== Exercise directions ==
Every entry that follows should be repeated exactly; drop the images.
━━━━━ Supplied information ━━━━━
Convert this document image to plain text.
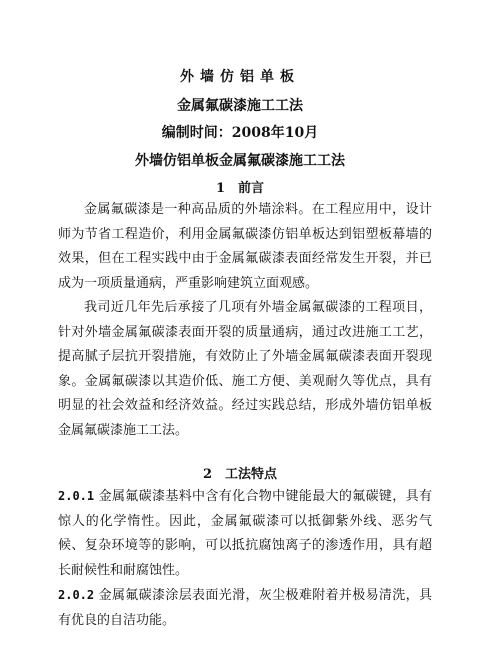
外墙仿铝单板
金属氟碳漆施工工法
编制时间：2008年10月
外墙仿铝单板金属氟碳漆施工工法
1　前言
金属氟碳漆是一种高品质的外墙涂料。在工程应用中，设计师为节省工程造价，利用金属氟碳漆仿铝单板达到铝塑板幕墙的效果，但在工程实践中由于金属氟碳漆表面经常发生开裂，并已成为一项质量通病，严重影响建筑立面观感。
我司近几年先后承接了几项有外墙金属氟碳漆的工程项目，针对外墙金属氟碳漆表面开裂的质量通病，通过改进施工工艺，提高腻子层抗开裂措施，有效防止了外墙金属氟碳漆表面开裂现象。金属氟碳漆以其造价低、施工方便、美观耐久等优点，具有明显的社会效益和经济效益。经过实践总结，形成外墙仿铝单板金属氟碳漆施工工法。
2　工法特点
2.0.1 金属氟碳漆基料中含有化合物中键能最大的氟碳键，具有惊人的化学惰性。因此，金属氟碳漆可以抵御紫外线、恶劣气候、复杂环境等的影响，可以抵抗腐蚀离子的渗透作用，具有超长耐候性和耐腐蚀性。
2.0.2 金属氟碳漆涂层表面光滑，灰尘极难附着并极易清洗，具有优良的自洁功能。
━━━━━
== Reply ==
Convert this document image to plain text.
外墙仿铝单板
金属氟碳漆施工工法
编制时间：2008年10月
外墙仿铝单板金属氟碳漆施工工法
1　前言
金属氟碳漆是一种高品质的外墙涂料。在工程应用中，设计师为节省工程造价，利用金属氟碳漆仿铝单板达到铝塑板幕墙的效果，但在工程实践中由于金属氟碳漆表面经常发生开裂，并已成为一项质量通病，严重影响建筑立面观感。
我司近几年先后承接了几项有外墙金属氟碳漆的工程项目，针对外墙金属氟碳漆表面开裂的质量通病，通过改进施工工艺，提高腻子层抗开裂措施，有效防止了外墙金属氟碳漆表面开裂现象。金属氟碳漆以其造价低、施工方便、美观耐久等优点，具有明显的社会效益和经济效益。经过实践总结，形成外墙仿铝单板金属氟碳漆施工工法。
2　工法特点
2.0.1 金属氟碳漆基料中含有化合物中键能最大的氟碳键，具有惊人的化学惰性。因此，金属氟碳漆可以抵御紫外线、恶劣气候、复杂环境等的影响，可以抵抗腐蚀离子的渗透作用，具有超长耐候性和耐腐蚀性。
2.0.2 金属氟碳漆涂层表面光滑，灰尘极难附着并极易清洗，具有优良的自洁功能。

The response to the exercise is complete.